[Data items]
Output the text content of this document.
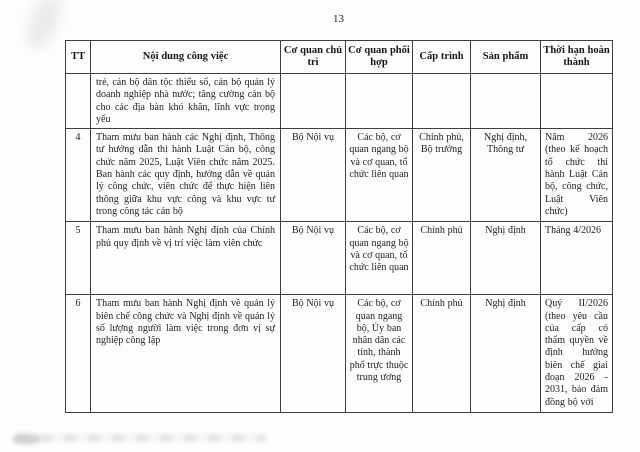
13
TT	Nội dung công việc	Cơ quan chủ trì	Cơ quan phối hợp	Cấp trình	Sản phẩm	Thời hạn hoàn thành
	trẻ, cán bộ dân tộc thiểu số, cán bộ quản lý doanh nghiệp nhà nước; tăng cường cán bộ cho các địa bàn khó khăn, lĩnh vực trọng yếu					
4	Tham mưu ban hành các Nghị định, Thông tư hướng dẫn thi hành Luật Cán bộ, công chức năm 2025, Luật Viên chức năm 2025. Ban hành các quy định, hướng dẫn về quản lý công chức, viên chức để thực hiện liên thông giữa khu vực công và khu vực tư trong công tác cán bộ	Bộ Nội vụ	Các bộ, cơ quan ngang bộ và cơ quan, tổ chức liên quan	Chính phủ, Bộ trưởng	Nghị định, Thông tư	Năm 2026 (theo kế hoạch tổ chức thi hành Luật Cán bộ, công chức, Luật Viên chức)
5	Tham mưu ban hành Nghị định của Chính phủ quy định về vị trí việc làm viên chức	Bộ Nội vụ	Các bộ, cơ quan ngang bộ và cơ quan, tổ chức liên quan	Chính phủ	Nghị định	Tháng 4/2026
6	Tham mưu ban hành Nghị định về quản lý biên chế công chức và Nghị định về quản lý số lượng người làm việc trong đơn vị sự nghiệp công lập	Bộ Nội vụ	Các bộ, cơ quan ngang bộ, Ủy ban nhân dân các tỉnh, thành phố trực thuộc trung ương	Chính phủ	Nghị định	Quý II/2026 (theo yêu cầu của cấp có thẩm quyền về định hướng biên chế giai đoạn 2026 - 2031, bảo đảm đồng bộ với
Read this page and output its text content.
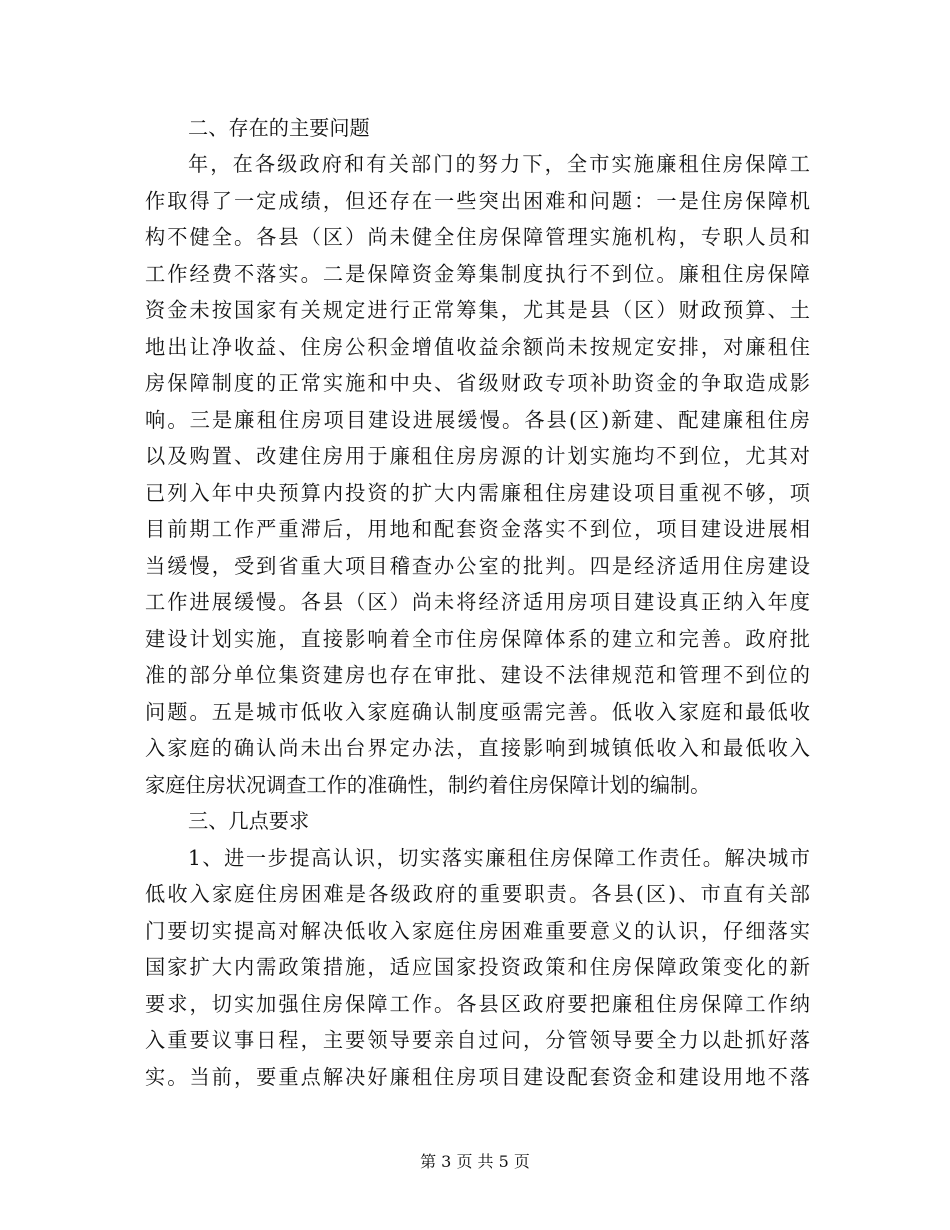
二、存在的主要问题
年，在各级政府和有关部门的努力下，全市实施廉租住房保障工
作取得了一定成绩，但还存在一些突出困难和问题：一是住房保障机
构不健全。各县（区）尚未健全住房保障管理实施机构，专职人员和
工作经费不落实。二是保障资金筹集制度执行不到位。廉租住房保障
资金未按国家有关规定进行正常筹集，尤其是县（区）财政预算、土
地出让净收益、住房公积金增值收益余额尚未按规定安排，对廉租住
房保障制度的正常实施和中央、省级财政专项补助资金的争取造成影
响。三是廉租住房项目建设进展缓慢。各县(区)新建、配建廉租住房
以及购置、改建住房用于廉租住房房源的计划实施均不到位，尤其对
已列入年中央预算内投资的扩大内需廉租住房建设项目重视不够，项
目前期工作严重滞后，用地和配套资金落实不到位，项目建设进展相
当缓慢，受到省重大项目稽查办公室的批判。四是经济适用住房建设
工作进展缓慢。各县（区）尚未将经济适用房项目建设真正纳入年度
建设计划实施，直接影响着全市住房保障体系的建立和完善。政府批
准的部分单位集资建房也存在审批、建设不法律规范和管理不到位的
问题。五是城市低收入家庭确认制度亟需完善。低收入家庭和最低收
入家庭的确认尚未出台界定办法，直接影响到城镇低收入和最低收入
家庭住房状况调查工作的准确性，制约着住房保障计划的编制。
三、几点要求
1、进一步提高认识，切实落实廉租住房保障工作责任。解决城市
低收入家庭住房困难是各级政府的重要职责。各县(区)、市直有关部
门要切实提高对解决低收入家庭住房困难重要意义的认识，仔细落实
国家扩大内需政策措施，适应国家投资政策和住房保障政策变化的新
要求，切实加强住房保障工作。各县区政府要把廉租住房保障工作纳
入重要议事日程，主要领导要亲自过问，分管领导要全力以赴抓好落
实。当前，要重点解决好廉租住房项目建设配套资金和建设用地不落
第 3 页 共 5 页
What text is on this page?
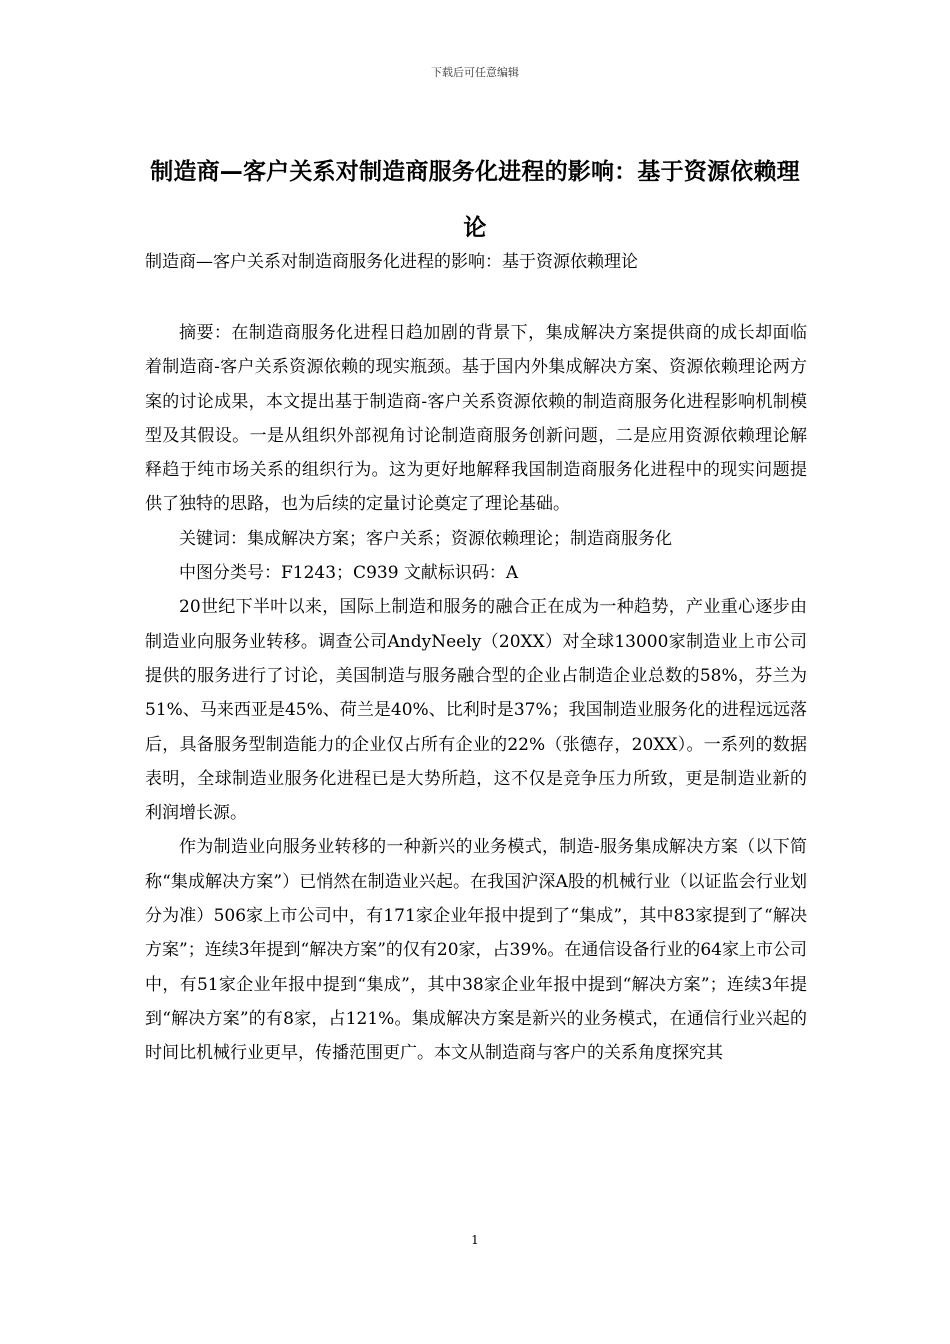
下载后可任意编辑
制造商—客户关系对制造商服务化进程的影响：基于资源依赖理论
制造商—客户关系对制造商服务化进程的影响：基于资源依赖理论

摘要：在制造商服务化进程日趋加剧的背景下，集成解决方案提供商的成长却面临着制造商-客户关系资源依赖的现实瓶颈。基于国内外集成解决方案、资源依赖理论两方案的讨论成果，本文提出基于制造商-客户关系资源依赖的制造商服务化进程影响机制模型及其假设。一是从组织外部视角讨论制造商服务创新问题，二是应用资源依赖理论解释趋于纯市场关系的组织行为。这为更好地解释我国制造商服务化进程中的现实问题提供了独特的思路，也为后续的定量讨论奠定了理论基础。

关键词：集成解决方案；客户关系；资源依赖理论；制造商服务化

中图分类号：F1243；C939 文献标识码：A

20世纪下半叶以来，国际上制造和服务的融合正在成为一种趋势，产业重心逐步由制造业向服务业转移。调查公司AndyNeely（20XX）对全球13000家制造业上市公司提供的服务进行了讨论，美国制造与服务融合型的企业占制造企业总数的58%，芬兰为51%、马来西亚是45%、荷兰是40%、比利时是37%；我国制造业服务化的进程远远落后，具备服务型制造能力的企业仅占所有企业的22%（张德存，20XX）。一系列的数据表明，全球制造业服务化进程已是大势所趋，这不仅是竞争压力所致，更是制造业新的利润增长源。

作为制造业向服务业转移的一种新兴的业务模式，制造-服务集成解决方案（以下简称“集成解决方案”）已悄然在制造业兴起。在我国沪深A股的机械行业（以证监会行业划分为准）506家上市公司中，有171家企业年报中提到了“集成”，其中83家提到了“解决方案”；连续3年提到“解决方案”的仅有20家，占39%。在通信设备行业的64家上市公司中，有51家企业年报中提到“集成”，其中38家企业年报中提到“解决方案”；连续3年提到“解决方案”的有8家，占121%。集成解决方案是新兴的业务模式，在通信行业兴起的时间比机械行业更早，传播范围更广。本文从制造商与客户的关系角度探究其

1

INSTRUCTION: In the entries above, identify every line with the string "thành".

FINAL RESULT:
TT	Nội dung công việc	Cơ quan chủ trì	Cơ quan phối hợp	Cấp trình	Sản phẩm	Thời hạn hoàn thành
6	Tham mưu ban hành Nghị định về quản lý biên chế công chức và Nghị định về quản lý số lượng người làm việc trong đơn vị sự nghiệp công lập	Bộ Nội vụ	Các bộ, cơ quan ngang bộ, Ủy ban nhân dân các tỉnh, thành phố trực thuộc trung ương	Chính phủ	Nghị định	Quý II/2026 (theo yêu cầu của cấp có thẩm quyền về định hướng biên chế giai đoạn 2026 - 2031, bảo đảm đồng bộ với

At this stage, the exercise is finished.